### REQUEST:
Without altering anything, output the material below.

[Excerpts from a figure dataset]

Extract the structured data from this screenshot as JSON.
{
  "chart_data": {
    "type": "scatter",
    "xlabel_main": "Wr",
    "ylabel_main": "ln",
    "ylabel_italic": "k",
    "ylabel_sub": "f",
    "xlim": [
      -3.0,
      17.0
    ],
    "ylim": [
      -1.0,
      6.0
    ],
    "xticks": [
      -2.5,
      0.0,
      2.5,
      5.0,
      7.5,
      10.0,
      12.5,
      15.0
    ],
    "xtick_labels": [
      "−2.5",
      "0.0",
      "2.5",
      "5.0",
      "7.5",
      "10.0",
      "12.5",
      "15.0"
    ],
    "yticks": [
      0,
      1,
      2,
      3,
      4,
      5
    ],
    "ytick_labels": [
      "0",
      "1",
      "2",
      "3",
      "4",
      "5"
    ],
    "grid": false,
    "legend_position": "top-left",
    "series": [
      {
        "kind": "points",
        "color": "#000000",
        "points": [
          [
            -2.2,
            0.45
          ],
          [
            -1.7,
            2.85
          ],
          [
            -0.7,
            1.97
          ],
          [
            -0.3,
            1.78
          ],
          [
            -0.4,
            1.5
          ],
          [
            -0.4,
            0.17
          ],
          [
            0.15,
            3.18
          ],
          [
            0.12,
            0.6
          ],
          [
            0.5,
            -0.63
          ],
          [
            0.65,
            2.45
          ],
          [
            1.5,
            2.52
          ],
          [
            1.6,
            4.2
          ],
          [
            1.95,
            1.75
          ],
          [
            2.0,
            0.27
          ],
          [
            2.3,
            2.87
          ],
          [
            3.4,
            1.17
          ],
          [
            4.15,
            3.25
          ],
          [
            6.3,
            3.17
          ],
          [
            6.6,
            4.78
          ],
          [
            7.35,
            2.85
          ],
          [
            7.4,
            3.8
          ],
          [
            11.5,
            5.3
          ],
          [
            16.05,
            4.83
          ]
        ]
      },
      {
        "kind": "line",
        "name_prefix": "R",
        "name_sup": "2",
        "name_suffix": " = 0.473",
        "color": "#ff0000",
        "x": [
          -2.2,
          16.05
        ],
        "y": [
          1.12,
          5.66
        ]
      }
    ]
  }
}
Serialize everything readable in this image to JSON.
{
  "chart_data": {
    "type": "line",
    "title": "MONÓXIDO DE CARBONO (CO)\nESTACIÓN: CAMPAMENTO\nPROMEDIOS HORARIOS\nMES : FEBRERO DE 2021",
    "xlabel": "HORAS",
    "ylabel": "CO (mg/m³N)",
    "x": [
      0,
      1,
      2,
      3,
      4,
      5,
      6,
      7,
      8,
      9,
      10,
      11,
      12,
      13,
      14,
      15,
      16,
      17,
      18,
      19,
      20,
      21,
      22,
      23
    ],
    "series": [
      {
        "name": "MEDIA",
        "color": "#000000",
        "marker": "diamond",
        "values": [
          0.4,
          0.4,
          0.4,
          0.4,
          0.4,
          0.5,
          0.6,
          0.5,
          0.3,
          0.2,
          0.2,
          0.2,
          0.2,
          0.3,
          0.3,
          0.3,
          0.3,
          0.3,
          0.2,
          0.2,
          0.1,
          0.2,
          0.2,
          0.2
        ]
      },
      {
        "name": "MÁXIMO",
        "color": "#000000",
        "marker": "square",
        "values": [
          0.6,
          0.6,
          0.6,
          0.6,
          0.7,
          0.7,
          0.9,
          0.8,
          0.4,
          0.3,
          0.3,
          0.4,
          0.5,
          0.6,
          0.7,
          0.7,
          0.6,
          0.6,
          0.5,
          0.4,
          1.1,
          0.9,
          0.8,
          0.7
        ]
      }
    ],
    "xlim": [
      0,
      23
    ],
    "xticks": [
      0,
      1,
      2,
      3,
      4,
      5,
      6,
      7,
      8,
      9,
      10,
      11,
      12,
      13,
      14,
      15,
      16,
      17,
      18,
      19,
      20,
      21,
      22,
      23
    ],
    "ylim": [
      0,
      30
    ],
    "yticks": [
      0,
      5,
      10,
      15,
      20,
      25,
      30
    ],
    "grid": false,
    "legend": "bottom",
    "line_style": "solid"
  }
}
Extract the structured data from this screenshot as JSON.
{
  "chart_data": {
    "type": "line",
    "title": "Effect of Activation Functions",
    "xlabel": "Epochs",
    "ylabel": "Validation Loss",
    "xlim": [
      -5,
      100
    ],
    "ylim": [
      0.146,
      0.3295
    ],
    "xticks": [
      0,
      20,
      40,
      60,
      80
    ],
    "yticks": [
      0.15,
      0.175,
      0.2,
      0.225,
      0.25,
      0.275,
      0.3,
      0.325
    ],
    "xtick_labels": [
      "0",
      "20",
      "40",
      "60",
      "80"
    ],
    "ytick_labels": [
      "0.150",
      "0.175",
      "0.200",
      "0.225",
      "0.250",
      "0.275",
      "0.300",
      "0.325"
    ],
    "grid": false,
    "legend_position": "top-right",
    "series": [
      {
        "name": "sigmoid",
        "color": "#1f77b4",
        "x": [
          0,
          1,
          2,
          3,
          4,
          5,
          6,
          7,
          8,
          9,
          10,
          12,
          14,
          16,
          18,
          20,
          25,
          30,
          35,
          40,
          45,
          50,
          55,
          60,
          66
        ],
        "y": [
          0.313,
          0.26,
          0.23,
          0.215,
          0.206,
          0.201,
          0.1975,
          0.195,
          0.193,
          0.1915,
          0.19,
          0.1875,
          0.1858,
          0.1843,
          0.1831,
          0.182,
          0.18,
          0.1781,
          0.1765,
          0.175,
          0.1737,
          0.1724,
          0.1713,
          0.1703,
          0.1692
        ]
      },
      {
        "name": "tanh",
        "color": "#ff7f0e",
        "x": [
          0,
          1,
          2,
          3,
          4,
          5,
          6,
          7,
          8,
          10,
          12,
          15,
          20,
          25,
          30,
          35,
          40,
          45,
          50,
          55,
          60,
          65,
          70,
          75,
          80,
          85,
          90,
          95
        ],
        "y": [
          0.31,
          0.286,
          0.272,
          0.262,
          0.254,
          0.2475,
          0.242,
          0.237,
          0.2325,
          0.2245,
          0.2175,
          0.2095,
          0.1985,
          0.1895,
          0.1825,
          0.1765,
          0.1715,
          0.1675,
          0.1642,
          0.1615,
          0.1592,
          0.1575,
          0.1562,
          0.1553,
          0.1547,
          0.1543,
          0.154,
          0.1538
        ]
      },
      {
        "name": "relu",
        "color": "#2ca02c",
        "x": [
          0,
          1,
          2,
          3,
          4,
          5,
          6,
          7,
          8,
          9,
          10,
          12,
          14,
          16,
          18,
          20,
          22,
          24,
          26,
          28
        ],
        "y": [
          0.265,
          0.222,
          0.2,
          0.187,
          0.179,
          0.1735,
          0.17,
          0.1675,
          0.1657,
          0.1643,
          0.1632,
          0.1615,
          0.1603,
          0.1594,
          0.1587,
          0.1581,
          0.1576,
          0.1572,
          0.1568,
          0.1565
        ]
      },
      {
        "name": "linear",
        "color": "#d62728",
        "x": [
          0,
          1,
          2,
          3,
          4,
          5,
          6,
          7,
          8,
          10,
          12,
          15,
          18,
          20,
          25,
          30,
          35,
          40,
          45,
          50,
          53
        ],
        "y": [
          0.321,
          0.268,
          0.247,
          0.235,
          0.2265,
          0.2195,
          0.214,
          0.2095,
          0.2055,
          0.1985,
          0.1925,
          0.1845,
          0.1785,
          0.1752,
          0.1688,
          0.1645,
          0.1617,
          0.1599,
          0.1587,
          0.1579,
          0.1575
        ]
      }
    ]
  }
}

### EXERCISE SOLUTION:
Extract the structured data from this screenshot as JSON.
{
  "chart_data": {
    "type": "scatter",
    "xlabel_main": "Wr",
    "ylabel_main": "ln",
    "ylabel_italic": "k",
    "ylabel_sub": "f",
    "xlim": [
      -3.0,
      17.0
    ],
    "ylim": [
      -1.0,
      6.0
    ],
    "xticks": [
      -2.5,
      0.0,
      2.5,
      5.0,
      7.5,
      10.0,
      12.5,
      15.0
    ],
    "xtick_labels": [
      "−2.5",
      "0.0",
      "2.5",
      "5.0",
      "7.5",
      "10.0",
      "12.5",
      "15.0"
    ],
    "yticks": [
      0,
      1,
      2,
      3,
      4,
      5
    ],
    "ytick_labels": [
      "0",
      "1",
      "2",
      "3",
      "4",
      "5"
    ],
    "grid": false,
    "legend_position": "top-left",
    "series": [
      {
        "kind": "points",
        "color": "#000000",
        "points": [
          [
            -2.2,
            0.45
          ],
          [
            -1.7,
            2.85
          ],
          [
            -0.7,
            1.97
          ],
          [
            -0.3,
            1.78
          ],
          [
            -0.4,
            1.5
          ],
          [
            -0.4,
            0.17
          ],
          [
            0.15,
            3.18
          ],
          [
            0.12,
            0.6
          ],
          [
            0.5,
            -0.63
          ],
          [
            0.65,
            2.45
          ],
          [
            1.5,
            2.52
          ],
          [
            1.6,
            4.2
          ],
          [
            1.95,
            1.75
          ],
          [
            2.0,
            0.27
          ],
          [
            2.3,
            2.87
          ],
          [
            3.4,
            1.17
          ],
          [
            4.15,
            3.25
          ],
          [
            6.3,
            3.17
          ],
          [
            6.6,
            4.78
          ],
          [
            7.35,
            2.85
          ],
          [
            7.4,
            3.8
          ],
          [
            11.5,
            5.3
          ],
          [
            16.05,
            4.83
          ]
        ]
      },
      {
        "kind": "line",
        "name_prefix": "R",
        "name_sup": "2",
        "name_suffix": " = 0.473",
        "color": "#ff0000",
        "x": [
          -2.2,
          16.05
        ],
        "y": [
          1.12,
          5.66
        ]
      }
    ]
  }
}
Serialize everything readable in this image to JSON.
{
  "chart_data": {
    "type": "line",
    "title": "MONÓXIDO DE CARBONO (CO)\nESTACIÓN: CAMPAMENTO\nPROMEDIOS HORARIOS\nMES : FEBRERO DE 2021",
    "xlabel": "HORAS",
    "ylabel": "CO (mg/m³N)",
    "x": [
      0,
      1,
      2,
      3,
      4,
      5,
      6,
      7,
      8,
      9,
      10,
      11,
      12,
      13,
      14,
      15,
      16,
      17,
      18,
      19,
      20,
      21,
      22,
      23
    ],
    "series": [
      {
        "name": "MEDIA",
        "color": "#000000",
        "marker": "diamond",
        "values": [
          0.4,
          0.4,
          0.4,
          0.4,
          0.4,
          0.5,
          0.6,
          0.5,
          0.3,
          0.2,
          0.2,
          0.2,
          0.2,
          0.3,
          0.3,
          0.3,
          0.3,
          0.3,
          0.2,
          0.2,
          0.1,
          0.2,
          0.2,
          0.2
        ]
      },
      {
        "name": "MÁXIMO",
        "color": "#000000",
        "marker": "square",
        "values": [
          0.6,
          0.6,
          0.6,
          0.6,
          0.7,
          0.7,
          0.9,
          0.8,
          0.4,
          0.3,
          0.3,
          0.4,
          0.5,
          0.6,
          0.7,
          0.7,
          0.6,
          0.6,
          0.5,
          0.4,
          1.1,
          0.9,
          0.8,
          0.7
        ]
      }
    ],
    "xlim": [
      0,
      23
    ],
    "xticks": [
      0,
      1,
      2,
      3,
      4,
      5,
      6,
      7,
      8,
      9,
      10,
      11,
      12,
      13,
      14,
      15,
      16,
      17,
      18,
      19,
      20,
      21,
      22,
      23
    ],
    "ylim": [
      0,
      30
    ],
    "yticks": [
      0,
      5,
      10,
      15,
      20,
      25,
      30
    ],
    "grid": false,
    "legend": "bottom",
    "line_style": "solid"
  }
}
Extract the structured data from this screenshot as JSON.
{
  "chart_data": {
    "type": "line",
    "title": "Effect of Activation Functions",
    "xlabel": "Epochs",
    "ylabel": "Validation Loss",
    "xlim": [
      -5,
      100
    ],
    "ylim": [
      0.146,
      0.3295
    ],
    "xticks": [
      0,
      20,
      40,
      60,
      80
    ],
    "yticks": [
      0.15,
      0.175,
      0.2,
      0.225,
      0.25,
      0.275,
      0.3,
      0.325
    ],
    "xtick_labels": [
      "0",
      "20",
      "40",
      "60",
      "80"
    ],
    "ytick_labels": [
      "0.150",
      "0.175",
      "0.200",
      "0.225",
      "0.250",
      "0.275",
      "0.300",
      "0.325"
    ],
    "grid": false,
    "legend_position": "top-right",
    "series": [
      {
        "name": "sigmoid",
        "color": "#1f77b4",
        "x": [
          0,
          1,
          2,
          3,
          4,
          5,
          6,
          7,
          8,
          9,
          10,
          12,
          14,
          16,
          18,
          20,
          25,
          30,
          35,
          40,
          45,
          50,
          55,
          60,
          66
        ],
        "y": [
          0.313,
          0.26,
          0.23,
          0.215,
          0.206,
          0.201,
          0.1975,
          0.195,
          0.193,
          0.1915,
          0.19,
          0.1875,
          0.1858,
          0.1843,
          0.1831,
          0.182,
          0.18,
          0.1781,
          0.1765,
          0.175,
          0.1737,
          0.1724,
          0.1713,
          0.1703,
          0.1692
        ]
      },
      {
        "name": "tanh",
        "color": "#ff7f0e",
        "x": [
          0,
          1,
          2,
          3,
          4,
          5,
          6,
          7,
          8,
          10,
          12,
          15,
          20,
          25,
          30,
          35,
          40,
          45,
          50,
          55,
          60,
          65,
          70,
          75,
          80,
          85,
          90,
          95
        ],
        "y": [
          0.31,
          0.286,
          0.272,
          0.262,
          0.254,
          0.2475,
          0.242,
          0.237,
          0.2325,
          0.2245,
          0.2175,
          0.2095,
          0.1985,
          0.1895,
          0.1825,
          0.1765,
          0.1715,
          0.1675,
          0.1642,
          0.1615,
          0.1592,
          0.1575,
          0.1562,
          0.1553,
          0.1547,
          0.1543,
          0.154,
          0.1538
        ]
      },
      {
        "name": "relu",
        "color": "#2ca02c",
        "x": [
          0,
          1,
          2,
          3,
          4,
          5,
          6,
          7,
          8,
          9,
          10,
          12,
          14,
          16,
          18,
          20,
          22,
          24,
          26,
          28
        ],
        "y": [
          0.265,
          0.222,
          0.2,
          0.187,
          0.179,
          0.1735,
          0.17,
          0.1675,
          0.1657,
          0.1643,
          0.1632,
          0.1615,
          0.1603,
          0.1594,
          0.1587,
          0.1581,
          0.1576,
          0.1572,
          0.1568,
          0.1565
        ]
      },
      {
        "name": "linear",
        "color": "#d62728",
        "x": [
          0,
          1,
          2,
          3,
          4,
          5,
          6,
          7,
          8,
          10,
          12,
          15,
          18,
          20,
          25,
          30,
          35,
          40,
          45,
          50,
          53
        ],
        "y": [
          0.321,
          0.268,
          0.247,
          0.235,
          0.2265,
          0.2195,
          0.214,
          0.2095,
          0.2055,
          0.1985,
          0.1925,
          0.1845,
          0.1785,
          0.1752,
          0.1688,
          0.1645,
          0.1617,
          0.1599,
          0.1587,
          0.1579,
          0.1575
        ]
      }
    ]
  }
}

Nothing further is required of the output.